[BEGIN SUPPLIED MATERIAL]

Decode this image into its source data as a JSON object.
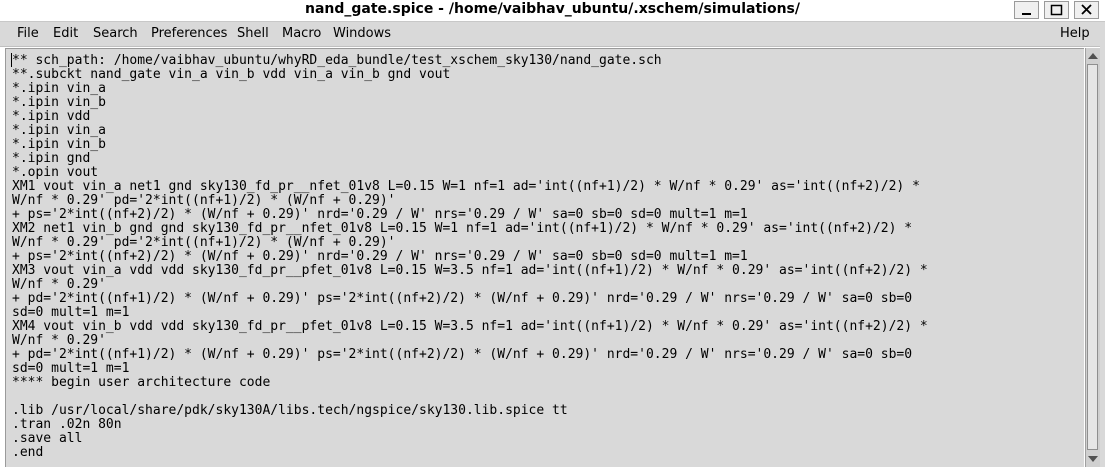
{
  "window": {
    "title": "nand_gate.spice - /home/vaibhav_ubuntu/.xschem/simulations/"
  },
  "menubar": {
    "items": [
      {
        "label": "File"
      },
      {
        "label": "Edit"
      },
      {
        "label": "Search"
      },
      {
        "label": "Preferences"
      },
      {
        "label": "Shell"
      },
      {
        "label": "Macro"
      },
      {
        "label": "Windows"
      }
    ],
    "help": "Help"
  },
  "editor": {
    "lines": [
      "** sch_path: /home/vaibhav_ubuntu/whyRD_eda_bundle/test_xschem_sky130/nand_gate.sch",
      "**.subckt nand_gate vin_a vin_b vdd vin_a vin_b gnd vout",
      "*.ipin vin_a",
      "*.ipin vin_b",
      "*.ipin vdd",
      "*.ipin vin_a",
      "*.ipin vin_b",
      "*.ipin gnd",
      "*.opin vout",
      "XM1 vout vin_a net1 gnd sky130_fd_pr__nfet_01v8 L=0.15 W=1 nf=1 ad='int((nf+1)/2) * W/nf * 0.29' as='int((nf+2)/2) *",
      "W/nf * 0.29' pd='2*int((nf+1)/2) * (W/nf + 0.29)'",
      "+ ps='2*int((nf+2)/2) * (W/nf + 0.29)' nrd='0.29 / W' nrs='0.29 / W' sa=0 sb=0 sd=0 mult=1 m=1",
      "XM2 net1 vin_b gnd gnd sky130_fd_pr__nfet_01v8 L=0.15 W=1 nf=1 ad='int((nf+1)/2) * W/nf * 0.29' as='int((nf+2)/2) *",
      "W/nf * 0.29' pd='2*int((nf+1)/2) * (W/nf + 0.29)'",
      "+ ps='2*int((nf+2)/2) * (W/nf + 0.29)' nrd='0.29 / W' nrs='0.29 / W' sa=0 sb=0 sd=0 mult=1 m=1",
      "XM3 vout vin_a vdd vdd sky130_fd_pr__pfet_01v8 L=0.15 W=3.5 nf=1 ad='int((nf+1)/2) * W/nf * 0.29' as='int((nf+2)/2) *",
      "W/nf * 0.29'",
      "+ pd='2*int((nf+1)/2) * (W/nf + 0.29)' ps='2*int((nf+2)/2) * (W/nf + 0.29)' nrd='0.29 / W' nrs='0.29 / W' sa=0 sb=0",
      "sd=0 mult=1 m=1",
      "XM4 vout vin_b vdd vdd sky130_fd_pr__pfet_01v8 L=0.15 W=3.5 nf=1 ad='int((nf+1)/2) * W/nf * 0.29' as='int((nf+2)/2) *",
      "W/nf * 0.29'",
      "+ pd='2*int((nf+1)/2) * (W/nf + 0.29)' ps='2*int((nf+2)/2) * (W/nf + 0.29)' nrd='0.29 / W' nrs='0.29 / W' sa=0 sb=0",
      "sd=0 mult=1 m=1",
      "**** begin user architecture code",
      "",
      ".lib /usr/local/share/pdk/sky130A/libs.tech/ngspice/sky130.lib.spice tt",
      ".tran .02n 80n",
      ".save all",
      ".end"
    ]
  }
}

[END SUPPLIED MATERIAL]

→ EXERCISE DESCRIPTION: Print every entry above again without changing a word, and omit the pictures.

→ RESPONSE:
Decode this image into its source data as a JSON object.
{
  "window": {
    "title": "nand_gate.spice - /home/vaibhav_ubuntu/.xschem/simulations/"
  },
  "menubar": {
    "items": [
      {
        "label": "File"
      },
      {
        "label": "Edit"
      },
      {
        "label": "Search"
      },
      {
        "label": "Preferences"
      },
      {
        "label": "Shell"
      },
      {
        "label": "Macro"
      },
      {
        "label": "Windows"
      }
    ],
    "help": "Help"
  },
  "editor": {
    "lines": [
      "** sch_path: /home/vaibhav_ubuntu/whyRD_eda_bundle/test_xschem_sky130/nand_gate.sch",
      "**.subckt nand_gate vin_a vin_b vdd vin_a vin_b gnd vout",
      "*.ipin vin_a",
      "*.ipin vin_b",
      "*.ipin vdd",
      "*.ipin vin_a",
      "*.ipin vin_b",
      "*.ipin gnd",
      "*.opin vout",
      "XM1 vout vin_a net1 gnd sky130_fd_pr__nfet_01v8 L=0.15 W=1 nf=1 ad='int((nf+1)/2) * W/nf * 0.29' as='int((nf+2)/2) *",
      "W/nf * 0.29' pd='2*int((nf+1)/2) * (W/nf + 0.29)'",
      "+ ps='2*int((nf+2)/2) * (W/nf + 0.29)' nrd='0.29 / W' nrs='0.29 / W' sa=0 sb=0 sd=0 mult=1 m=1",
      "XM2 net1 vin_b gnd gnd sky130_fd_pr__nfet_01v8 L=0.15 W=1 nf=1 ad='int((nf+1)/2) * W/nf * 0.29' as='int((nf+2)/2) *",
      "W/nf * 0.29' pd='2*int((nf+1)/2) * (W/nf + 0.29)'",
      "+ ps='2*int((nf+2)/2) * (W/nf + 0.29)' nrd='0.29 / W' nrs='0.29 / W' sa=0 sb=0 sd=0 mult=1 m=1",
      "XM3 vout vin_a vdd vdd sky130_fd_pr__pfet_01v8 L=0.15 W=3.5 nf=1 ad='int((nf+1)/2) * W/nf * 0.29' as='int((nf+2)/2) *",
      "W/nf * 0.29'",
      "+ pd='2*int((nf+1)/2) * (W/nf + 0.29)' ps='2*int((nf+2)/2) * (W/nf + 0.29)' nrd='0.29 / W' nrs='0.29 / W' sa=0 sb=0",
      "sd=0 mult=1 m=1",
      "XM4 vout vin_b vdd vdd sky130_fd_pr__pfet_01v8 L=0.15 W=3.5 nf=1 ad='int((nf+1)/2) * W/nf * 0.29' as='int((nf+2)/2) *",
      "W/nf * 0.29'",
      "+ pd='2*int((nf+1)/2) * (W/nf + 0.29)' ps='2*int((nf+2)/2) * (W/nf + 0.29)' nrd='0.29 / W' nrs='0.29 / W' sa=0 sb=0",
      "sd=0 mult=1 m=1",
      "**** begin user architecture code",
      "",
      ".lib /usr/local/share/pdk/sky130A/libs.tech/ngspice/sky130.lib.spice tt",
      ".tran .02n 80n",
      ".save all",
      ".end"
    ]
  }
}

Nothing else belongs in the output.